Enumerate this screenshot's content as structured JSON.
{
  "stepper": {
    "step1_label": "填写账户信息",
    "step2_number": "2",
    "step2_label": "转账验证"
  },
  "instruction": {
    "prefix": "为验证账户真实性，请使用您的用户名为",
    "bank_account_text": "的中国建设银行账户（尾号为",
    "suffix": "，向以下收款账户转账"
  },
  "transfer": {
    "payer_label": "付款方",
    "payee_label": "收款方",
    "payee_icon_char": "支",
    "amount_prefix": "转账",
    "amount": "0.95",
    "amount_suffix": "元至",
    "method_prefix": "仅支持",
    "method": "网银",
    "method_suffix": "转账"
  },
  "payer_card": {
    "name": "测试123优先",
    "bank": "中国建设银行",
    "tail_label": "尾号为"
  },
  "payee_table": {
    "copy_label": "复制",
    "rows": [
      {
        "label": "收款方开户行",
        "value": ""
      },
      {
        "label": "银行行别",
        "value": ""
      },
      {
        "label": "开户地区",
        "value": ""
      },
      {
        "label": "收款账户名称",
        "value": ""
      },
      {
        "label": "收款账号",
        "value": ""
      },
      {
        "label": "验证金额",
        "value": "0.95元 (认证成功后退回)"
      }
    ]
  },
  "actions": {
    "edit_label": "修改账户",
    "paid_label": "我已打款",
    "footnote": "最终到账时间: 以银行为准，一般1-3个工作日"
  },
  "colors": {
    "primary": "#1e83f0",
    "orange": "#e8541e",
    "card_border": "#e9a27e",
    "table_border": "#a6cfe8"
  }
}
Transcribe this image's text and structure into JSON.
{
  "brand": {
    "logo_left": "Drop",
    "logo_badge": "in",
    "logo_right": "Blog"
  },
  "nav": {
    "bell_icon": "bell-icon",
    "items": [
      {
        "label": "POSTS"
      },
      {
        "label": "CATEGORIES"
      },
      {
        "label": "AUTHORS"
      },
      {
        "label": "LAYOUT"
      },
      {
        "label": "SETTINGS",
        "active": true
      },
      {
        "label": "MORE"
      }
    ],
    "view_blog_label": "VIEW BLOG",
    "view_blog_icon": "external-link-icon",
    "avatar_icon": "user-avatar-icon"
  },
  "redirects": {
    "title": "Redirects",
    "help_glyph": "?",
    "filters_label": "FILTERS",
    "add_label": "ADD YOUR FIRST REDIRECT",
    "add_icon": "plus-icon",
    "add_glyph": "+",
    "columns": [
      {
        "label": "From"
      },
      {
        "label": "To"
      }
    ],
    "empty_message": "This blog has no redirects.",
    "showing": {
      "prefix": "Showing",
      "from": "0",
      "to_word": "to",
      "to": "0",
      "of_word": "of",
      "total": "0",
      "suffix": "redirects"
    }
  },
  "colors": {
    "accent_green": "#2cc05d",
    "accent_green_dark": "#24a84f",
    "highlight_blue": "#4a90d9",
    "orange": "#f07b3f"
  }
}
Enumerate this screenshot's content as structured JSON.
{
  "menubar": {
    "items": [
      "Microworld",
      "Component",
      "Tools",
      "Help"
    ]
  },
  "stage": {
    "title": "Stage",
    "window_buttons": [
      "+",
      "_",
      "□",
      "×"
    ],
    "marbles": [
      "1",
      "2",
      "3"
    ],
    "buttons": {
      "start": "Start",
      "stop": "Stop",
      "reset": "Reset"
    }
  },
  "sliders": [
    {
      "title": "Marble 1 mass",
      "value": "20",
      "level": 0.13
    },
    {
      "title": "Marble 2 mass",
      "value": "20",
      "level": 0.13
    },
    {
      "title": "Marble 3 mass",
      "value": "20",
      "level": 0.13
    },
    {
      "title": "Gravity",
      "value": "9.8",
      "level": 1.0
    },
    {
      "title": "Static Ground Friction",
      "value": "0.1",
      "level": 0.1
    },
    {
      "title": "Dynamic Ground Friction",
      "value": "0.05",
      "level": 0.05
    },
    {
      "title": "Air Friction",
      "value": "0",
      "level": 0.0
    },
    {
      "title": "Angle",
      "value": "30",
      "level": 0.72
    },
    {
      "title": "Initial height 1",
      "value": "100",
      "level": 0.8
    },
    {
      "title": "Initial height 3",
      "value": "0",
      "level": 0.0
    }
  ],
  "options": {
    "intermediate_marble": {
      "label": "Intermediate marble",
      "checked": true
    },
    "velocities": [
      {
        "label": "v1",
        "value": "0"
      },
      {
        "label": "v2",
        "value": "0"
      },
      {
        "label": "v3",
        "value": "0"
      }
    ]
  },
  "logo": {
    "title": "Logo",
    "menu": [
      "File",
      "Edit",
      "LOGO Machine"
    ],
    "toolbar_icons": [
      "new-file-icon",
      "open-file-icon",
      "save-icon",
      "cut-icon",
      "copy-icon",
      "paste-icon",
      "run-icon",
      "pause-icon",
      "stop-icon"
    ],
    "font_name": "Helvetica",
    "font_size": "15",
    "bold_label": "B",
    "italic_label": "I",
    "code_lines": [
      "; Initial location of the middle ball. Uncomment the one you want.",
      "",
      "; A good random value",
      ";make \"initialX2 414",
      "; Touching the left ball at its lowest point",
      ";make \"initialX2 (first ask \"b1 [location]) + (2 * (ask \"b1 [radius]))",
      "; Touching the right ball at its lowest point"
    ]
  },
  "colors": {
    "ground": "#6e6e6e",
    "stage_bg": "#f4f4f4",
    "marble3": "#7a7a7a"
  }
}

++++++++++

INSTRUCTIONS FOR THE TASK ▸ Repeat the material above in full, keeping every word.

RESPONSE TO THE TASK ▸
Enumerate this screenshot's content as structured JSON.
{
  "stepper": {
    "step1_label": "填写账户信息",
    "step2_number": "2",
    "step2_label": "转账验证"
  },
  "instruction": {
    "prefix": "为验证账户真实性，请使用您的用户名为",
    "bank_account_text": "的中国建设银行账户（尾号为",
    "suffix": "，向以下收款账户转账"
  },
  "transfer": {
    "payer_label": "付款方",
    "payee_label": "收款方",
    "payee_icon_char": "支",
    "amount_prefix": "转账",
    "amount": "0.95",
    "amount_suffix": "元至",
    "method_prefix": "仅支持",
    "method": "网银",
    "method_suffix": "转账"
  },
  "payer_card": {
    "name": "测试123优先",
    "bank": "中国建设银行",
    "tail_label": "尾号为"
  },
  "payee_table": {
    "copy_label": "复制",
    "rows": [
      {
        "label": "收款方开户行",
        "value": ""
      },
      {
        "label": "银行行别",
        "value": ""
      },
      {
        "label": "开户地区",
        "value": ""
      },
      {
        "label": "收款账户名称",
        "value": ""
      },
      {
        "label": "收款账号",
        "value": ""
      },
      {
        "label": "验证金额",
        "value": "0.95元 (认证成功后退回)"
      }
    ]
  },
  "actions": {
    "edit_label": "修改账户",
    "paid_label": "我已打款",
    "footnote": "最终到账时间: 以银行为准，一般1-3个工作日"
  },
  "colors": {
    "primary": "#1e83f0",
    "orange": "#e8541e",
    "card_border": "#e9a27e",
    "table_border": "#a6cfe8"
  }
}
Transcribe this image's text and structure into JSON.
{
  "brand": {
    "logo_left": "Drop",
    "logo_badge": "in",
    "logo_right": "Blog"
  },
  "nav": {
    "bell_icon": "bell-icon",
    "items": [
      {
        "label": "POSTS"
      },
      {
        "label": "CATEGORIES"
      },
      {
        "label": "AUTHORS"
      },
      {
        "label": "LAYOUT"
      },
      {
        "label": "SETTINGS",
        "active": true
      },
      {
        "label": "MORE"
      }
    ],
    "view_blog_label": "VIEW BLOG",
    "view_blog_icon": "external-link-icon",
    "avatar_icon": "user-avatar-icon"
  },
  "redirects": {
    "title": "Redirects",
    "help_glyph": "?",
    "filters_label": "FILTERS",
    "add_label": "ADD YOUR FIRST REDIRECT",
    "add_icon": "plus-icon",
    "add_glyph": "+",
    "columns": [
      {
        "label": "From"
      },
      {
        "label": "To"
      }
    ],
    "empty_message": "This blog has no redirects.",
    "showing": {
      "prefix": "Showing",
      "from": "0",
      "to_word": "to",
      "to": "0",
      "of_word": "of",
      "total": "0",
      "suffix": "redirects"
    }
  },
  "colors": {
    "accent_green": "#2cc05d",
    "accent_green_dark": "#24a84f",
    "highlight_blue": "#4a90d9",
    "orange": "#f07b3f"
  }
}
Enumerate this screenshot's content as structured JSON.
{
  "menubar": {
    "items": [
      "Microworld",
      "Component",
      "Tools",
      "Help"
    ]
  },
  "stage": {
    "title": "Stage",
    "window_buttons": [
      "+",
      "_",
      "□",
      "×"
    ],
    "marbles": [
      "1",
      "2",
      "3"
    ],
    "buttons": {
      "start": "Start",
      "stop": "Stop",
      "reset": "Reset"
    }
  },
  "sliders": [
    {
      "title": "Marble 1 mass",
      "value": "20",
      "level": 0.13
    },
    {
      "title": "Marble 2 mass",
      "value": "20",
      "level": 0.13
    },
    {
      "title": "Marble 3 mass",
      "value": "20",
      "level": 0.13
    },
    {
      "title": "Gravity",
      "value": "9.8",
      "level": 1.0
    },
    {
      "title": "Static Ground Friction",
      "value": "0.1",
      "level": 0.1
    },
    {
      "title": "Dynamic Ground Friction",
      "value": "0.05",
      "level": 0.05
    },
    {
      "title": "Air Friction",
      "value": "0",
      "level": 0.0
    },
    {
      "title": "Angle",
      "value": "30",
      "level": 0.72
    },
    {
      "title": "Initial height 1",
      "value": "100",
      "level": 0.8
    },
    {
      "title": "Initial height 3",
      "value": "0",
      "level": 0.0
    }
  ],
  "options": {
    "intermediate_marble": {
      "label": "Intermediate marble",
      "checked": true
    },
    "velocities": [
      {
        "label": "v1",
        "value": "0"
      },
      {
        "label": "v2",
        "value": "0"
      },
      {
        "label": "v3",
        "value": "0"
      }
    ]
  },
  "logo": {
    "title": "Logo",
    "menu": [
      "File",
      "Edit",
      "LOGO Machine"
    ],
    "toolbar_icons": [
      "new-file-icon",
      "open-file-icon",
      "save-icon",
      "cut-icon",
      "copy-icon",
      "paste-icon",
      "run-icon",
      "pause-icon",
      "stop-icon"
    ],
    "font_name": "Helvetica",
    "font_size": "15",
    "bold_label": "B",
    "italic_label": "I",
    "code_lines": [
      "; Initial location of the middle ball. Uncomment the one you want.",
      "",
      "; A good random value",
      ";make \"initialX2 414",
      "; Touching the left ball at its lowest point",
      ";make \"initialX2 (first ask \"b1 [location]) + (2 * (ask \"b1 [radius]))",
      "; Touching the right ball at its lowest point"
    ]
  },
  "colors": {
    "ground": "#6e6e6e",
    "stage_bg": "#f4f4f4",
    "marble3": "#7a7a7a"
  }
}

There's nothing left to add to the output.